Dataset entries
%%
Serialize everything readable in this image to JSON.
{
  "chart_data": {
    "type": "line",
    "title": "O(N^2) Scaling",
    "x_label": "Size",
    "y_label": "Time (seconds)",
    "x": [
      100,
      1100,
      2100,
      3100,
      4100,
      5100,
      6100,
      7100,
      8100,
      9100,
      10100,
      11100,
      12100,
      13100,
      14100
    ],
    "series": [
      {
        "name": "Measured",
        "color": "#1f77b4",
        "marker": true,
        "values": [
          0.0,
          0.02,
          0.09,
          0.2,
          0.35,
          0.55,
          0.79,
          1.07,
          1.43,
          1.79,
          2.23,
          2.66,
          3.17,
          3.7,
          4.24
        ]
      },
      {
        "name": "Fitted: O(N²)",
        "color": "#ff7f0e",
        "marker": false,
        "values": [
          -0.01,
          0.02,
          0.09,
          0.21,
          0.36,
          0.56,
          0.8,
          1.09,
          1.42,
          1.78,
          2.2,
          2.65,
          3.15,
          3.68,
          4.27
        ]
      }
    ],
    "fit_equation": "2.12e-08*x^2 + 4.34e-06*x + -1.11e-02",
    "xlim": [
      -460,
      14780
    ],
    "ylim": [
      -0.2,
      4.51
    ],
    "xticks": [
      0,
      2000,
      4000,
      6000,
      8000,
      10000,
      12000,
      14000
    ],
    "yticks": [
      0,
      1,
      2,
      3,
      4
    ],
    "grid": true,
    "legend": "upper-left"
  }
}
%%
Each of the records should be retyped exactly.

Serialize everything readable in this image to JSON.
{
  "chart_data": {
    "type": "line",
    "title": "O(N^2) Scaling",
    "x_label": "Size",
    "y_label": "Time (seconds)",
    "x": [
      100,
      1100,
      2100,
      3100,
      4100,
      5100,
      6100,
      7100,
      8100,
      9100,
      10100,
      11100,
      12100,
      13100,
      14100
    ],
    "series": [
      {
        "name": "Measured",
        "color": "#1f77b4",
        "marker": true,
        "values": [
          0.0,
          0.02,
          0.09,
          0.2,
          0.35,
          0.55,
          0.79,
          1.07,
          1.43,
          1.79,
          2.23,
          2.66,
          3.17,
          3.7,
          4.24
        ]
      },
      {
        "name": "Fitted: O(N²)",
        "color": "#ff7f0e",
        "marker": false,
        "values": [
          -0.01,
          0.02,
          0.09,
          0.21,
          0.36,
          0.56,
          0.8,
          1.09,
          1.42,
          1.78,
          2.2,
          2.65,
          3.15,
          3.68,
          4.27
        ]
      }
    ],
    "fit_equation": "2.12e-08*x^2 + 4.34e-06*x + -1.11e-02",
    "xlim": [
      -460,
      14780
    ],
    "ylim": [
      -0.2,
      4.51
    ],
    "xticks": [
      0,
      2000,
      4000,
      6000,
      8000,
      10000,
      12000,
      14000
    ],
    "yticks": [
      0,
      1,
      2,
      3,
      4
    ],
    "grid": true,
    "legend": "upper-left"
  }
}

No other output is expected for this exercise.